[[ Study text open ]]
Only three states — Kentucky, Maine and Texas — have enacted price gouging laws specifically addressing secondary wholesalers.
Blame can also go to the pusher.
“With the abuse of prescription drugs becoming a national health problem, the Drug Enforcement Administration has limited the production of controlled dangerous substances used to treat ADHD and severe pain,” said Howard Schiff, executive director of the Maryland Pharmacists Association.
Additionally, the elimination of certain propellants in inhaled drugs has caused an increase in demand for substitutes, Schiff said.
What’s the Alternative?
Drug shortages aren’t predictable and can occur for any type of drug with no rhyme or reason, although the most chronic problems have been seen in the narcotics field.
“If there’s a trend, it’s mostly injectables, older drugs, generics and basic electrolytes, such as sodium, potassium and magnesium,” said Caldwell.
Patients and pharmacies have developed their own workaround solutions, but these are seldom ideal situations. “The drug shortage has caused changes in practice particularly in the acute settings,” said Schiff. “Pharmacies have been scrambling to find suitable substitutes for cancer patients and others with life-threatening diseases.”
In order to avoid panic, he said, many hospitals do make public what drugs are unavailable and what secondary choices have to be made.
According to Mikulski’s testimony, the University of Maryland and The Johns Hopkins University are working with the Veterans Administration to open up their pharmacies to each other to manage shortages.
At HCGH, standard practice is to have a three-day inventory on hand, but sometimes it’s impossible to know what’s unavailable until the day a delivery is expected, Khamesian said.
Hospitals use single-dose injectable vials for safety reasons, but are sometimes forced to draw a supply of single-dose syringes from a multiple dose vial and parcel them out. “It’s a huge burden on the staff, and we only have 24 hours to use it,” Khamesian said. “What’s not used is wasted.”
Progress and Reform
To date, the Senate HELP committee has made progress in working through most of the issues before it.
On Jan. 13, Sens. Tom Harkin (D-Iowa) and Mike Enzi (R-Wyo.), the chairman and ranking committee members, announced an FDA agreement with the prescription drug, generic drug and biosimilar industries on user fees that helps speed the FDA’s review of medicines in order to make them available.
[[ Study text closed ]]
According to the drug shortage text, which three states have enacted price gouging laws specifically addressing secondary wholesalers? Please leave the items that follow aside; they have nothing to do with this.
[[ Information shown open ]]
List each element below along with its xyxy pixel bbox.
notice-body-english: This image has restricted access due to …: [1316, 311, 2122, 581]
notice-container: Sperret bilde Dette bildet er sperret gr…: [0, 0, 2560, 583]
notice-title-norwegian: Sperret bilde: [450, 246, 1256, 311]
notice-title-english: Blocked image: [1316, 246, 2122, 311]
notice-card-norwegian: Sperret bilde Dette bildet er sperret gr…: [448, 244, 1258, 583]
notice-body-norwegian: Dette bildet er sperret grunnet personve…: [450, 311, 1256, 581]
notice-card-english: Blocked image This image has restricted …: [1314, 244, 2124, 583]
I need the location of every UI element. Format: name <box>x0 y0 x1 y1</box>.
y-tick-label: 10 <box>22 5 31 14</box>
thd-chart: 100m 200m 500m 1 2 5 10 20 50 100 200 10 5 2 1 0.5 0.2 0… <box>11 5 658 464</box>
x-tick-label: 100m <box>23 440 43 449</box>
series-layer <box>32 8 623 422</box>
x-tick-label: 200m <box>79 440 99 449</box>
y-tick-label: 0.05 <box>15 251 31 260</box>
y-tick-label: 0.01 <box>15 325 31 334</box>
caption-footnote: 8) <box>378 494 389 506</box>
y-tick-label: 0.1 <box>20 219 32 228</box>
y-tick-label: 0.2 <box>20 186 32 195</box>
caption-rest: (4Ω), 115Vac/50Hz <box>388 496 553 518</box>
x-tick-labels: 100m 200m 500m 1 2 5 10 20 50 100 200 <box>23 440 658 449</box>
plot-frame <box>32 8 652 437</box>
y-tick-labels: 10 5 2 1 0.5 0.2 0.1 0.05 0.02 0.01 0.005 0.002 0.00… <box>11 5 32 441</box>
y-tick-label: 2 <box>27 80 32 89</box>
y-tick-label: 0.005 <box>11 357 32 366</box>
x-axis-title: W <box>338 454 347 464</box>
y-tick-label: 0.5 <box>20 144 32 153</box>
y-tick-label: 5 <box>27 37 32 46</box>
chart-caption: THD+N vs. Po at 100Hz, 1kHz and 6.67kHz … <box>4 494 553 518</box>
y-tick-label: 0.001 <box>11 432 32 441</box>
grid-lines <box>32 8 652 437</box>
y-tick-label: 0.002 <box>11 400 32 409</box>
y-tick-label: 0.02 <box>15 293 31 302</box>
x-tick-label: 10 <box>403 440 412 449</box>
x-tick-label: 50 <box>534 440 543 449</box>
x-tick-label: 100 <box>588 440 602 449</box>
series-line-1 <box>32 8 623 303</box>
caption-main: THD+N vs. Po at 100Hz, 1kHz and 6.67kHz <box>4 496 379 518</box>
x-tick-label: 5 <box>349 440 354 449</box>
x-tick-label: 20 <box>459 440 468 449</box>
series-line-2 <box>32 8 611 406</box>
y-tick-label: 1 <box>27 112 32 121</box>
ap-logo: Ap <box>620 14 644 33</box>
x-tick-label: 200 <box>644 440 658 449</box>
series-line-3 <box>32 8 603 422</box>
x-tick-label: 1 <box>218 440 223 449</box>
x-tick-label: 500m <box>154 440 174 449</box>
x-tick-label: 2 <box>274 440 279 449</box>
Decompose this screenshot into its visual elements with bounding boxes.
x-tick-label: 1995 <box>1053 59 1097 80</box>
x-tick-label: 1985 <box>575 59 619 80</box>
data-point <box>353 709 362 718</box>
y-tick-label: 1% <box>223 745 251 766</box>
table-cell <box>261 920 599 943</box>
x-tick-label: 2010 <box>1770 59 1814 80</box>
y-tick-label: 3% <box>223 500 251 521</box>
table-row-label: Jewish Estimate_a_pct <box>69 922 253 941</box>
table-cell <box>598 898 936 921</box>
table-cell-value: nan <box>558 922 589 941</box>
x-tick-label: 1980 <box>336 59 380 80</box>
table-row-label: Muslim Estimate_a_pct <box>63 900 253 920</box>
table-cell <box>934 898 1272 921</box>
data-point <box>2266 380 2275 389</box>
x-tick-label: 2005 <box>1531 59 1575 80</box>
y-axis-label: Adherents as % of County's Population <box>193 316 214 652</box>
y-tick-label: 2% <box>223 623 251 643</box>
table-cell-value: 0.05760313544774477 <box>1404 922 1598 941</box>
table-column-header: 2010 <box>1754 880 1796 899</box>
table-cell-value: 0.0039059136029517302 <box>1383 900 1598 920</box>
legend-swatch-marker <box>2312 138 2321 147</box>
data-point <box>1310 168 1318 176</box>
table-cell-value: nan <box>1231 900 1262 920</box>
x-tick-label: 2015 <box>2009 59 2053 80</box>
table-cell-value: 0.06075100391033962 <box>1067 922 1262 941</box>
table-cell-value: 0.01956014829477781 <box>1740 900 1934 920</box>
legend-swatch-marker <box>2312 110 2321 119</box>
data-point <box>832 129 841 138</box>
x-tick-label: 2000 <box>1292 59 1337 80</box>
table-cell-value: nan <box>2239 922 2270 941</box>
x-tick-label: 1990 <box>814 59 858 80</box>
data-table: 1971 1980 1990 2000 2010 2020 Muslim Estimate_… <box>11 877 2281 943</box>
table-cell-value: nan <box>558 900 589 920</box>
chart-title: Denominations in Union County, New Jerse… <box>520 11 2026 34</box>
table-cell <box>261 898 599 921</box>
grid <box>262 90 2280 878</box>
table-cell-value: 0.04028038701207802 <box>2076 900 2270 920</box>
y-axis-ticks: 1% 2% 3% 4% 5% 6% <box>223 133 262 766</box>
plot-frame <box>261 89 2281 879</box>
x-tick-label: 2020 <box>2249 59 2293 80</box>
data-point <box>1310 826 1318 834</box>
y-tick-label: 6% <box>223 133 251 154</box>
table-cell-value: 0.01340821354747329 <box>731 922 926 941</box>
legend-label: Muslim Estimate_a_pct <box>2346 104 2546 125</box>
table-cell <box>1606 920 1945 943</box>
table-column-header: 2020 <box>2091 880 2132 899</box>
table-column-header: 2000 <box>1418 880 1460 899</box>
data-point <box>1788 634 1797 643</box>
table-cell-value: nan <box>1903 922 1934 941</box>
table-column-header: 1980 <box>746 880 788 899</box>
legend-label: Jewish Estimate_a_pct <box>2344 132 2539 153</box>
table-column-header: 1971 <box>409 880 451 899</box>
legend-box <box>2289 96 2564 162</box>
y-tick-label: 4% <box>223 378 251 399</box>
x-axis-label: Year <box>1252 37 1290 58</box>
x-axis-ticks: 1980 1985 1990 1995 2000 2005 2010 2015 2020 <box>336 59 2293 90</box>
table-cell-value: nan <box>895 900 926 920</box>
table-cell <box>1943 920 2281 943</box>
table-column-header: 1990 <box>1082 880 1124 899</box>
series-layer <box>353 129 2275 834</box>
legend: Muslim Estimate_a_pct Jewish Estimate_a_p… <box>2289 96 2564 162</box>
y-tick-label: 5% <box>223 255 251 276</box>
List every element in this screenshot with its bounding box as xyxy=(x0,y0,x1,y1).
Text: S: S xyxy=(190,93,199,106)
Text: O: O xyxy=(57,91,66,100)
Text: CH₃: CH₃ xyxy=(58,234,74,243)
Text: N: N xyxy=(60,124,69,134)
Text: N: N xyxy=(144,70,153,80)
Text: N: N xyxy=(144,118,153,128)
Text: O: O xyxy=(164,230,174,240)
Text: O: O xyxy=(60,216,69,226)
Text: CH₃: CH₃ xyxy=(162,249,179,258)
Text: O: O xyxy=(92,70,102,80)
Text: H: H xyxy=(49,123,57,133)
[[ Information shown closed ]]
Task result: Kentucky, Maine and Texas.